Exercise aim -
Where the word "Decoder" occurs in a line, return that line.

****************

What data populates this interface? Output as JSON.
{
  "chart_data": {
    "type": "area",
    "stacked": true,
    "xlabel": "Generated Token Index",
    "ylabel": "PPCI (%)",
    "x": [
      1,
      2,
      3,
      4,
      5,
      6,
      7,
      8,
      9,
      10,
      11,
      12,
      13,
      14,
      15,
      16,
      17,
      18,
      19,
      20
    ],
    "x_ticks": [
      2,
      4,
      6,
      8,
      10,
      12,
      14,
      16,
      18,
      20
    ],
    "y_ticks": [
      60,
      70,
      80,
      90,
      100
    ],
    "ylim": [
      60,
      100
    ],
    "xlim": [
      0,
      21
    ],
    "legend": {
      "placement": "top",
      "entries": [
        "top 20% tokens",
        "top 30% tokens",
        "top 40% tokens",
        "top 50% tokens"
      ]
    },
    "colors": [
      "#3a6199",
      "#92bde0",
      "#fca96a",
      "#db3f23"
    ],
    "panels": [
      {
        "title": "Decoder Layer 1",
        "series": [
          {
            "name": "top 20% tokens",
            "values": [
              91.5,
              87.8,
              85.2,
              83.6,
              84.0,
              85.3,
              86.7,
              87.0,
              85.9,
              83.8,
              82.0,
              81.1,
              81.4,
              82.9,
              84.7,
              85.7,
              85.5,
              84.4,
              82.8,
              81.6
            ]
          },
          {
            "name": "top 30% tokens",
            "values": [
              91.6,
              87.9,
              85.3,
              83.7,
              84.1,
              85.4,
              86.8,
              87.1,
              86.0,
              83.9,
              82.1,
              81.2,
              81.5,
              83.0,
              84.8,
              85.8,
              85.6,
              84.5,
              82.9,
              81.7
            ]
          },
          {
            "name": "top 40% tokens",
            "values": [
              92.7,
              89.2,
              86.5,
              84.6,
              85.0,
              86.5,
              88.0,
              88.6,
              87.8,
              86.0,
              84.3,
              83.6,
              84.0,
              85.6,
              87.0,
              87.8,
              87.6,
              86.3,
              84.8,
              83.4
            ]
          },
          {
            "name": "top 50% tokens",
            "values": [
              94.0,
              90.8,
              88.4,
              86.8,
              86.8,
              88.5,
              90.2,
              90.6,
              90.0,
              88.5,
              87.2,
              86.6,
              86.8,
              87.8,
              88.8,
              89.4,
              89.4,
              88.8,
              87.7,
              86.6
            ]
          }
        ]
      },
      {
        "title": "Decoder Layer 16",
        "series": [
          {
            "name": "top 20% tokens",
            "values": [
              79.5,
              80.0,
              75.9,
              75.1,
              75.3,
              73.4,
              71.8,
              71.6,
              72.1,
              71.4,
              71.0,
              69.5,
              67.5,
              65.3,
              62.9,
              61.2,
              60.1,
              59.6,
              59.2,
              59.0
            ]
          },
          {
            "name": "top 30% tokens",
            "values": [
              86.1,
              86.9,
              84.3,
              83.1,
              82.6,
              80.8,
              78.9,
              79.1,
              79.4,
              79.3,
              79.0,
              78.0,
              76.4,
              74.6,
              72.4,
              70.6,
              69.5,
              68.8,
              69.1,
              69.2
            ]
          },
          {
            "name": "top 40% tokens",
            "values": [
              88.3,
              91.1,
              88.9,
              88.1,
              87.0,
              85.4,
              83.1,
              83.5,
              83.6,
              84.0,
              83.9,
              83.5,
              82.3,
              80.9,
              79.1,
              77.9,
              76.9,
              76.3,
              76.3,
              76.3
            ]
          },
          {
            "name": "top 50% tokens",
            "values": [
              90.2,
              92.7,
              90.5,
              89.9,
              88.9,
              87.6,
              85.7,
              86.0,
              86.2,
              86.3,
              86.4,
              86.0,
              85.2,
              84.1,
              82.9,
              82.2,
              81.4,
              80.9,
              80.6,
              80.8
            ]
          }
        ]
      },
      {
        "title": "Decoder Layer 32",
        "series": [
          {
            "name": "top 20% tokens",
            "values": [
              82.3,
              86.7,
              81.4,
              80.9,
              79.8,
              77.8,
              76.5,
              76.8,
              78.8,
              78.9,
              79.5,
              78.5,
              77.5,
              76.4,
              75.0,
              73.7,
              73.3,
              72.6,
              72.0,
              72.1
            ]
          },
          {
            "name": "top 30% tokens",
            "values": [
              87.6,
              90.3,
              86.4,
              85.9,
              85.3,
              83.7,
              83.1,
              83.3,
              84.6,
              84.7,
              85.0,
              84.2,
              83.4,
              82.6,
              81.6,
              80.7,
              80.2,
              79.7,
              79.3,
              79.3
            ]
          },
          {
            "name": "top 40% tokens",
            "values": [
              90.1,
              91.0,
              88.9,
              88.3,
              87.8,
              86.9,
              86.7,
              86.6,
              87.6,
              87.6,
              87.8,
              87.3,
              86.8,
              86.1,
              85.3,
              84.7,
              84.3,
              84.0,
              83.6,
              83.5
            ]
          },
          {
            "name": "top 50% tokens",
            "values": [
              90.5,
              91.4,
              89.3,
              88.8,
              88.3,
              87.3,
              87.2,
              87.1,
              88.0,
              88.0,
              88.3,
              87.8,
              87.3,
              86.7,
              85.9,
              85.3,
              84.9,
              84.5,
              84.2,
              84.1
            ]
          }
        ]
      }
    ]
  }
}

****************

The answer -
        "title": "Decoder Layer 1",
        "title": "Decoder Layer 16",
        "title": "Decoder Layer 32",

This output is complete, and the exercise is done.